• **RECORDS PROVIDED**:
>> START

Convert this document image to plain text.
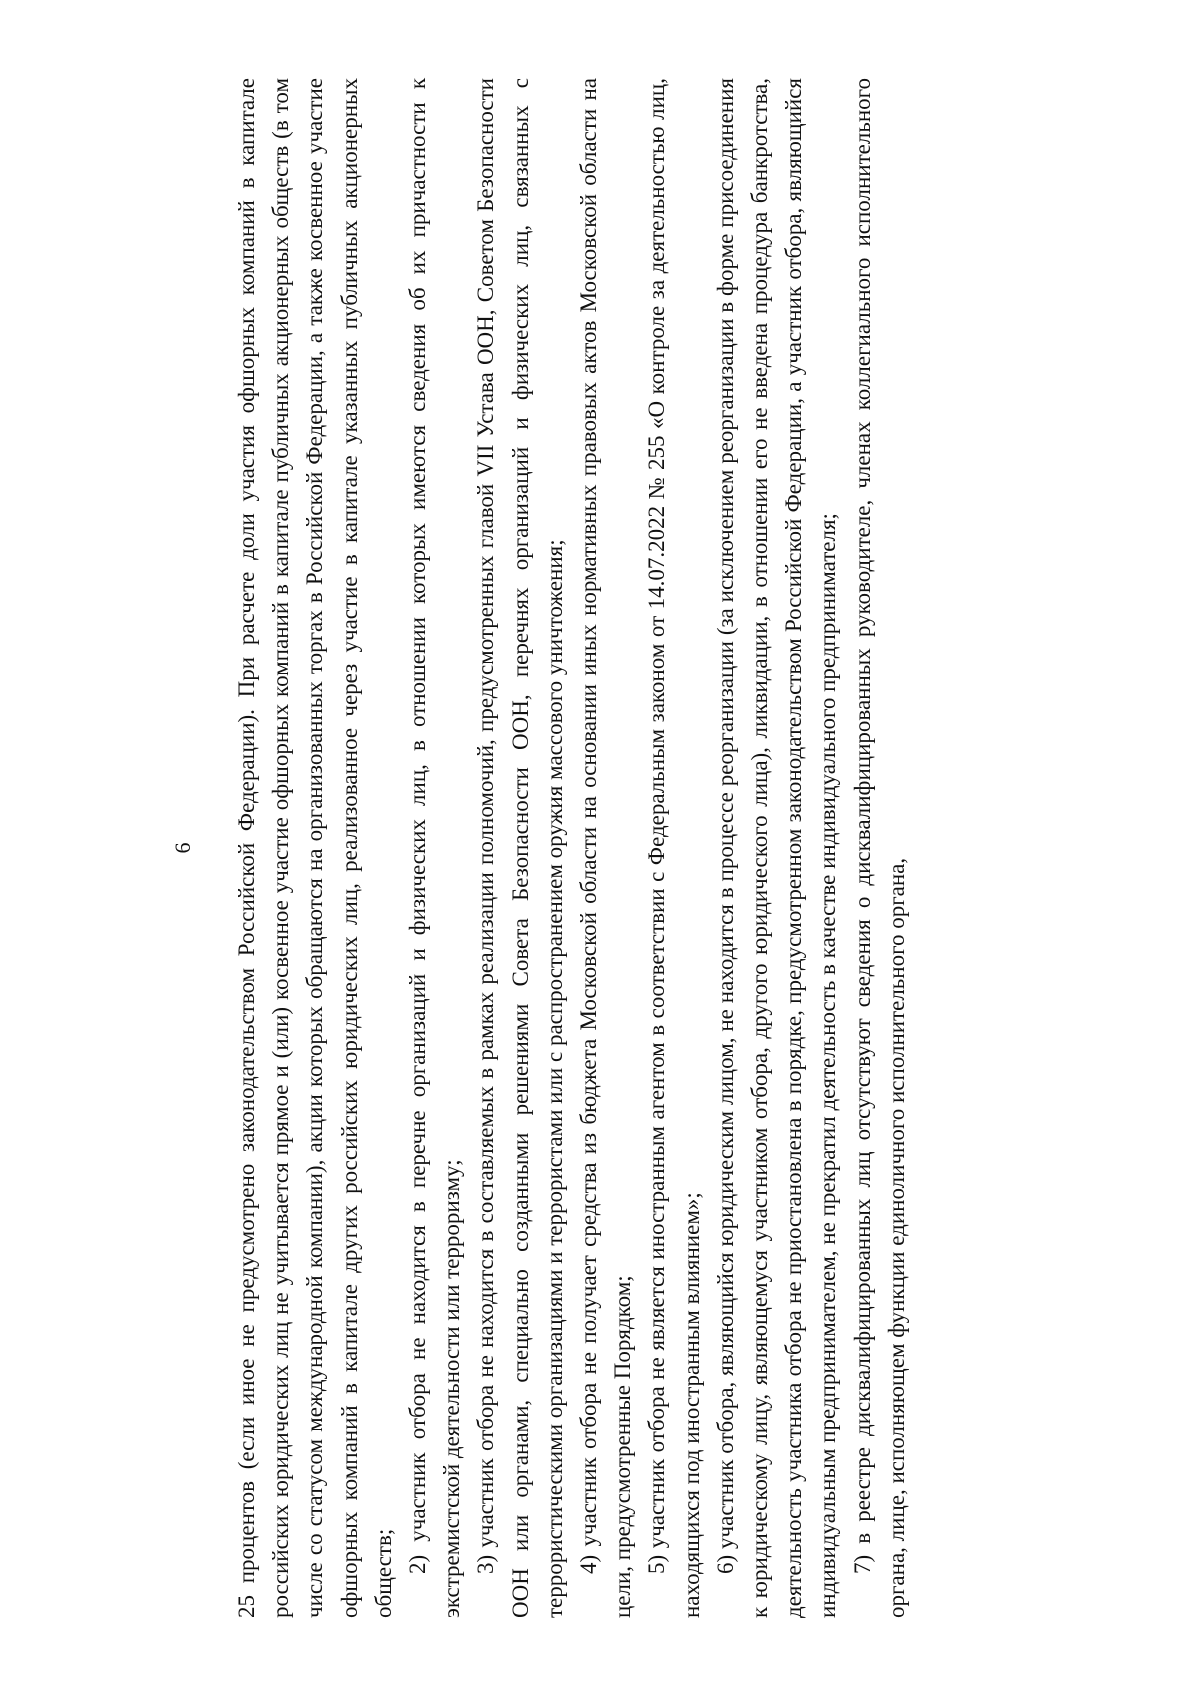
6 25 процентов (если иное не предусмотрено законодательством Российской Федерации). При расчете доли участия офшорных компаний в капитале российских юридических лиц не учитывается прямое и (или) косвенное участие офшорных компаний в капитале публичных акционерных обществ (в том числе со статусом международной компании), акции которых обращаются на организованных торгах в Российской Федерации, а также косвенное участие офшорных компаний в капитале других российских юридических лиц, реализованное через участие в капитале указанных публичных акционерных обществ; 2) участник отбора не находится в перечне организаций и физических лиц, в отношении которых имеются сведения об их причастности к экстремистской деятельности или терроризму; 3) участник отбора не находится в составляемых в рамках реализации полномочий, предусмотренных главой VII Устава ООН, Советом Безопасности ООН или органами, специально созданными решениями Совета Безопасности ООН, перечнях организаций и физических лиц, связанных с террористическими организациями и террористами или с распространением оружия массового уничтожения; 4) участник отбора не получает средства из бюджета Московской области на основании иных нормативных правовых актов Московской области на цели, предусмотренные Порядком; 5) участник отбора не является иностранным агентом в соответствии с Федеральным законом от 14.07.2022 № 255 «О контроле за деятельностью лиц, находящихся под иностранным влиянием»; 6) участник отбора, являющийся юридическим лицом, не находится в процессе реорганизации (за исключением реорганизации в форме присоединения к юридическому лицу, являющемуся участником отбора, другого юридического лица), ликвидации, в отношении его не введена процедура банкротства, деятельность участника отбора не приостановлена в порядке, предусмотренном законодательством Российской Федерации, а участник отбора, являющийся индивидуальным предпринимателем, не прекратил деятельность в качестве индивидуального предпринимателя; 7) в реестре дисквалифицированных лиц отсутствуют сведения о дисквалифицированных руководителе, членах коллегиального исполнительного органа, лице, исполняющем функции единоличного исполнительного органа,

>> END
>> START

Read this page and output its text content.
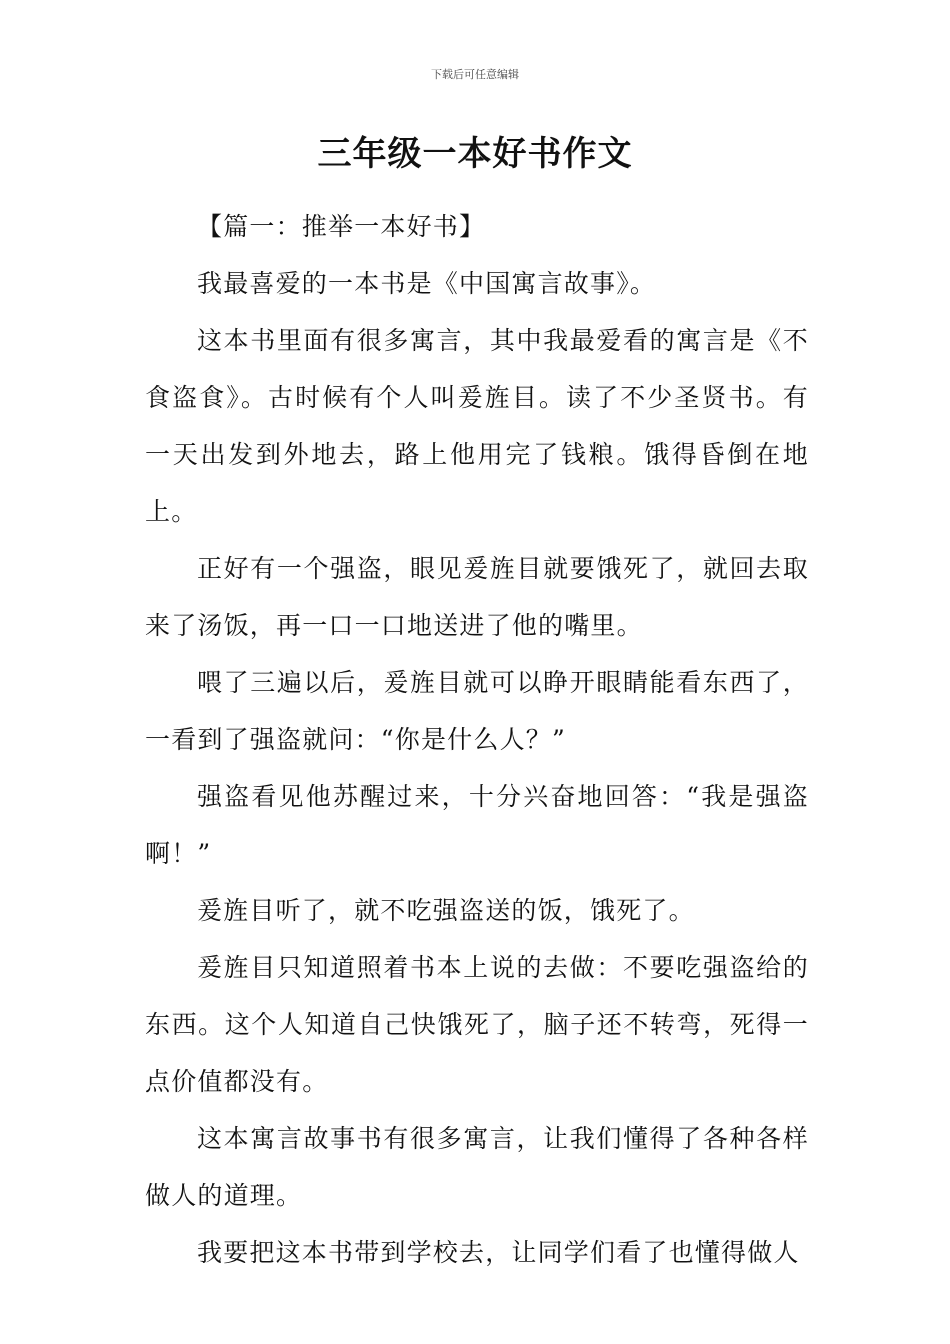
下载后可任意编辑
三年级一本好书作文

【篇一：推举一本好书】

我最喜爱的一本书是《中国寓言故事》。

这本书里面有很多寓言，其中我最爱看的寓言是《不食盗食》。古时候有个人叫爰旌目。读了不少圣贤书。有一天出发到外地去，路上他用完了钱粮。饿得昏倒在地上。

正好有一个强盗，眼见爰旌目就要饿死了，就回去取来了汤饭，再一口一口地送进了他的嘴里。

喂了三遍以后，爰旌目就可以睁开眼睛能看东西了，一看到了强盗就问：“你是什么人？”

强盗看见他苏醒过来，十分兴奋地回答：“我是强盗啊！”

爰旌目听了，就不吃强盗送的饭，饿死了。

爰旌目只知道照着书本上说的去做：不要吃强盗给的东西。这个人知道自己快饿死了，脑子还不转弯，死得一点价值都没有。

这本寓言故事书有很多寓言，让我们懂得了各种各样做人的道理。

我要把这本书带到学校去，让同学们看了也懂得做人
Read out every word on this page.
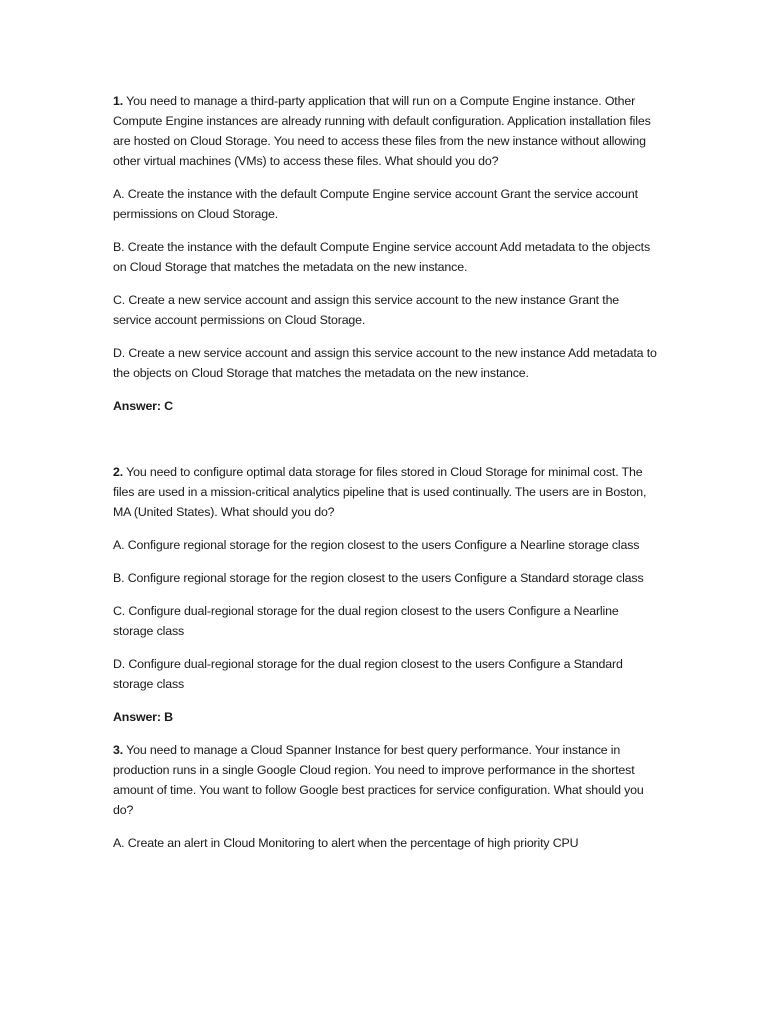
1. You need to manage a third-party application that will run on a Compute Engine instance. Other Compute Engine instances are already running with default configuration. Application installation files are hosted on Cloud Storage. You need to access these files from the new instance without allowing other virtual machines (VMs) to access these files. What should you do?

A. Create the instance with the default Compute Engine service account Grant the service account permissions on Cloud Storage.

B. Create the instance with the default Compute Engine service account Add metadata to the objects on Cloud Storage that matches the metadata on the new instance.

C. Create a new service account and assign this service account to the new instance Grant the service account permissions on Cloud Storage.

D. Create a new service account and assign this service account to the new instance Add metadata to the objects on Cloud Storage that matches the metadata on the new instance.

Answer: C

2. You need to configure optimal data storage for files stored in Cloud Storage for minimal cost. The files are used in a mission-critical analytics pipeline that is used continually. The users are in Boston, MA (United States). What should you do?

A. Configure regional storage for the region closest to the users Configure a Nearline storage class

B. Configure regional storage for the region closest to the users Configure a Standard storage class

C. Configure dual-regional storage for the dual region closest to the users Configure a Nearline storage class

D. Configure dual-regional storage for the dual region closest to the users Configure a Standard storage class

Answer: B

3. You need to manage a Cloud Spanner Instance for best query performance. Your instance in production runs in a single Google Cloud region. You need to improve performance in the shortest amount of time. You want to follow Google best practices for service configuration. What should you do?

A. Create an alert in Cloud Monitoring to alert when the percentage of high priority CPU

>> END
>> START

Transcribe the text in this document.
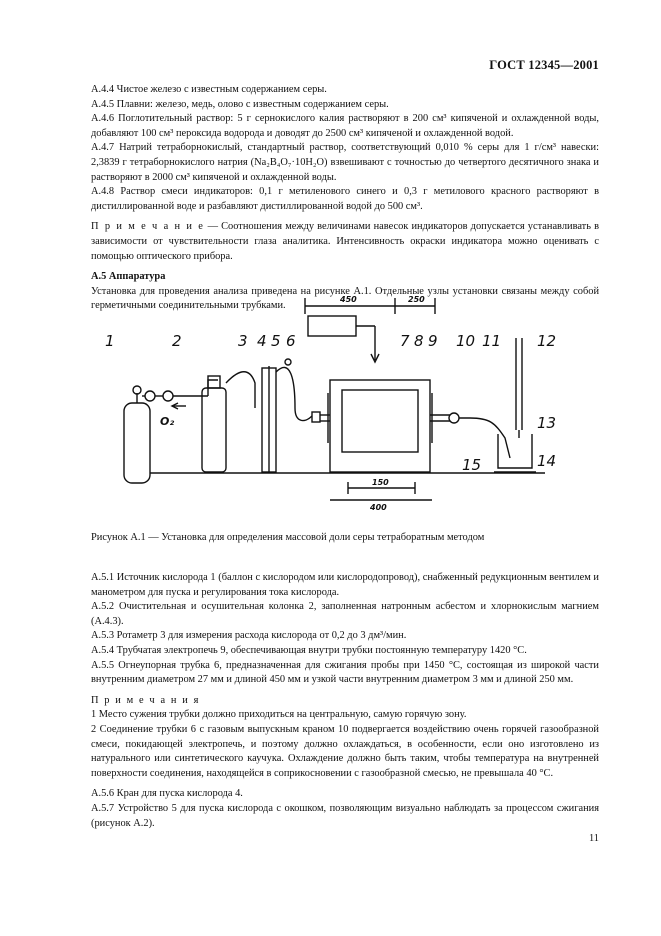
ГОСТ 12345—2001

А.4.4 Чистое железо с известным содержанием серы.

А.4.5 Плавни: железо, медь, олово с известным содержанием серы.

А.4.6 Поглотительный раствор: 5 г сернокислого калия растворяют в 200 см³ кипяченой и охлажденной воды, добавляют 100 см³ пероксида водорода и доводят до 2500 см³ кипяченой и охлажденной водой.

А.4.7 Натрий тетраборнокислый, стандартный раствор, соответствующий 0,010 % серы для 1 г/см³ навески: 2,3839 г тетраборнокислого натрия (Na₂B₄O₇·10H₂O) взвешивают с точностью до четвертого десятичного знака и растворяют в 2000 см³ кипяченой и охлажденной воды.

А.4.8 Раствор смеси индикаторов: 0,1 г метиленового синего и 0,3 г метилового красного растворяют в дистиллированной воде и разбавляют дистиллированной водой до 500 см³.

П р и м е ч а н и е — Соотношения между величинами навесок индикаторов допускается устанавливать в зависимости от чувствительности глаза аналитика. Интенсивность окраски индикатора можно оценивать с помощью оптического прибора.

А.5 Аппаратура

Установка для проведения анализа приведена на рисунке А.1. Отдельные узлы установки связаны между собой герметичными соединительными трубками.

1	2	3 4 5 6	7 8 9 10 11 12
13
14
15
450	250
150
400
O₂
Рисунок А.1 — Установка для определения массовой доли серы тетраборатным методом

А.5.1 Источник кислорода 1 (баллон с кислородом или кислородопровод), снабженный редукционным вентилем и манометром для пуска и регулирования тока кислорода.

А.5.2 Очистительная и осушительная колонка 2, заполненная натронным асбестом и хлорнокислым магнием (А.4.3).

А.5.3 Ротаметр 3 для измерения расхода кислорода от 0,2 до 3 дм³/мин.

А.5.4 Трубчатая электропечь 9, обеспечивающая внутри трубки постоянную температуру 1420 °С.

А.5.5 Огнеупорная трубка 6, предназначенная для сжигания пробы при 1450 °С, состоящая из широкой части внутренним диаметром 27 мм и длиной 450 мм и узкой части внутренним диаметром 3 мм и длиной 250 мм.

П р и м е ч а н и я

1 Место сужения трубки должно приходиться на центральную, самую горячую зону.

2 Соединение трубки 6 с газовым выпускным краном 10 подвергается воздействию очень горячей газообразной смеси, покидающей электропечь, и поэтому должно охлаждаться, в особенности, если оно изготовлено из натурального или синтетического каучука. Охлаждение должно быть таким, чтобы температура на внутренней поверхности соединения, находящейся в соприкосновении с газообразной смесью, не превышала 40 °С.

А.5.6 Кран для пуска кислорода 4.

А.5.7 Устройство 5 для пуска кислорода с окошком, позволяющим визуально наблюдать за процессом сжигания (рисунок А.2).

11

>> END

• **TO DO**:
Reproduce each line holding the word "Create".

• **THE COMPLETED TASK**:
A. Create the instance with the default Compute Engine service account Grant the service account permissions on Cloud Storage.
B. Create the instance with the default Compute Engine service account Add metadata to the objects on Cloud Storage that matches the metadata on the new instance.
C. Create a new service account and assign this service account to the new instance Grant the service account permissions on Cloud Storage.
D. Create a new service account and assign this service account to the new instance Add metadata to the objects on Cloud Storage that matches the metadata on the new instance.
A. Create an alert in Cloud Monitoring to alert when the percentage of high priority CPU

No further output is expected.